Recorded data:
▬▬▬▬▬▬

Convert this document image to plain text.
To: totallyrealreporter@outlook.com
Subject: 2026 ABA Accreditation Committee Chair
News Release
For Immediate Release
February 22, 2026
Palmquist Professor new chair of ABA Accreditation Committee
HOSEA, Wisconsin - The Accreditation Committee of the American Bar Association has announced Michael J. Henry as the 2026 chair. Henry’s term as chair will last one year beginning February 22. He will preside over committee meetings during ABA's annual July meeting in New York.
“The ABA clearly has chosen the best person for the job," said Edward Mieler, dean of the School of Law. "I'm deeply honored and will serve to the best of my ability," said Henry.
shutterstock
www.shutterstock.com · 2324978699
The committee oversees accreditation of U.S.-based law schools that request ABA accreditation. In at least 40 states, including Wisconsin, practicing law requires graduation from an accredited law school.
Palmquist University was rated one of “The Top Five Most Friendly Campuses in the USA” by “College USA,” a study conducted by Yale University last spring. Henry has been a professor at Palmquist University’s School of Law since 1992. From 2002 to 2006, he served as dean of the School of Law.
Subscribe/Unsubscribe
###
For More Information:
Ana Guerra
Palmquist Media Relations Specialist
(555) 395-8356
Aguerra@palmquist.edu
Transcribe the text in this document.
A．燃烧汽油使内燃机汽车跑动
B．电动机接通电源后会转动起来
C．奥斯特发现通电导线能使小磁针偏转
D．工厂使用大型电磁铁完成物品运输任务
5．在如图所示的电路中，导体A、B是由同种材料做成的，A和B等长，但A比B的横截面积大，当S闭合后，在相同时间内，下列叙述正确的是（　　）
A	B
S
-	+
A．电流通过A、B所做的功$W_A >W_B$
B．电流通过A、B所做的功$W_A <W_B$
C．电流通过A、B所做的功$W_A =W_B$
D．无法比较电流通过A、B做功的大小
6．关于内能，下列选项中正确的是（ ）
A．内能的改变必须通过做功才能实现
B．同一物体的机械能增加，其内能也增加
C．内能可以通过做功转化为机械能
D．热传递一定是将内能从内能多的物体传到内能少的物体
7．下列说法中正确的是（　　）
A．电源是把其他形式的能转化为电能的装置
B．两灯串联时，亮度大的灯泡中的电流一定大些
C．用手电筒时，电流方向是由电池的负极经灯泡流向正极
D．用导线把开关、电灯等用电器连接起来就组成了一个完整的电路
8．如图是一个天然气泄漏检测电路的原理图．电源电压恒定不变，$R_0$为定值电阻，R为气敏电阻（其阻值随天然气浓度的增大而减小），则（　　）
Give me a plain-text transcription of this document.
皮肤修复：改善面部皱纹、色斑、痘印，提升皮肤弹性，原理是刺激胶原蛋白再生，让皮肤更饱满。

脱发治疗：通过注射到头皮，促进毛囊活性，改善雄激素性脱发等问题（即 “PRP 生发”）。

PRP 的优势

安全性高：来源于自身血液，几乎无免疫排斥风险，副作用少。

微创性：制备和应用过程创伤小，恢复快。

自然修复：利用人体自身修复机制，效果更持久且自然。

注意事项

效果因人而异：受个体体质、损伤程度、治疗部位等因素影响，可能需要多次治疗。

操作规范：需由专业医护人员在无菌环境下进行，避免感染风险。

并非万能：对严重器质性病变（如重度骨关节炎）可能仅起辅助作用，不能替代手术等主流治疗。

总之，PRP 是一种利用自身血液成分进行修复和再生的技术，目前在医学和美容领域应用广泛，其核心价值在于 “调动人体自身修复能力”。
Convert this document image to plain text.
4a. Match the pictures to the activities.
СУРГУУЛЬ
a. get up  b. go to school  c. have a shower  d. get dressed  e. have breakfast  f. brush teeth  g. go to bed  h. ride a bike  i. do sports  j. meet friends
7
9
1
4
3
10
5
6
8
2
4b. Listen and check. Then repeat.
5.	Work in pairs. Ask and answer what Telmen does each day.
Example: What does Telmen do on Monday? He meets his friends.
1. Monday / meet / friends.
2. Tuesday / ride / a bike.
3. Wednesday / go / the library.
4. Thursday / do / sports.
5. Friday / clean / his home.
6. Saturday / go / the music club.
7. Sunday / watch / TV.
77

▬▬▬▬▬▬

DIRECTION
Each line from the one containing "Transcribe the text in this document." through the end of the entries, both included, is to be returned exactly, with no other lines.

OUTPUT FOR THIS EXERCISE
Transcribe the text in this document.
A．燃烧汽油使内燃机汽车跑动
B．电动机接通电源后会转动起来
C．奥斯特发现通电导线能使小磁针偏转
D．工厂使用大型电磁铁完成物品运输任务
5．在如图所示的电路中，导体A、B是由同种材料做成的，A和B等长，但A比B的横截面积大，当S闭合后，在相同时间内，下列叙述正确的是（　　）
A	B
S
-	+
A．电流通过A、B所做的功$W_A >W_B$
B．电流通过A、B所做的功$W_A <W_B$
C．电流通过A、B所做的功$W_A =W_B$
D．无法比较电流通过A、B做功的大小
6．关于内能，下列选项中正确的是（ ）
A．内能的改变必须通过做功才能实现
B．同一物体的机械能增加，其内能也增加
C．内能可以通过做功转化为机械能
D．热传递一定是将内能从内能多的物体传到内能少的物体
7．下列说法中正确的是（　　）
A．电源是把其他形式的能转化为电能的装置
B．两灯串联时，亮度大的灯泡中的电流一定大些
C．用手电筒时，电流方向是由电池的负极经灯泡流向正极
D．用导线把开关、电灯等用电器连接起来就组成了一个完整的电路
8．如图是一个天然气泄漏检测电路的原理图．电源电压恒定不变，$R_0$为定值电阻，R为气敏电阻（其阻值随天然气浓度的增大而减小），则（　　）
Give me a plain-text transcription of this document.
皮肤修复：改善面部皱纹、色斑、痘印，提升皮肤弹性，原理是刺激胶原蛋白再生，让皮肤更饱满。

脱发治疗：通过注射到头皮，促进毛囊活性，改善雄激素性脱发等问题（即 “PRP 生发”）。

PRP 的优势

安全性高：来源于自身血液，几乎无免疫排斥风险，副作用少。

微创性：制备和应用过程创伤小，恢复快。

自然修复：利用人体自身修复机制，效果更持久且自然。

注意事项

效果因人而异：受个体体质、损伤程度、治疗部位等因素影响，可能需要多次治疗。

操作规范：需由专业医护人员在无菌环境下进行，避免感染风险。

并非万能：对严重器质性病变（如重度骨关节炎）可能仅起辅助作用，不能替代手术等主流治疗。

总之，PRP 是一种利用自身血液成分进行修复和再生的技术，目前在医学和美容领域应用广泛，其核心价值在于 “调动人体自身修复能力”。
Convert this document image to plain text.
4a. Match the pictures to the activities.
СУРГУУЛЬ
a. get up  b. go to school  c. have a shower  d. get dressed  e. have breakfast  f. brush teeth  g. go to bed  h. ride a bike  i. do sports  j. meet friends
7
9
1
4
3
10
5
6
8
2
4b. Listen and check. Then repeat.
5.	Work in pairs. Ask and answer what Telmen does each day.
Example: What does Telmen do on Monday? He meets his friends.
1. Monday / meet / friends.
2. Tuesday / ride / a bike.
3. Wednesday / go / the library.
4. Thursday / do / sports.
5. Friday / clean / his home.
6. Saturday / go / the music club.
7. Sunday / watch / TV.
77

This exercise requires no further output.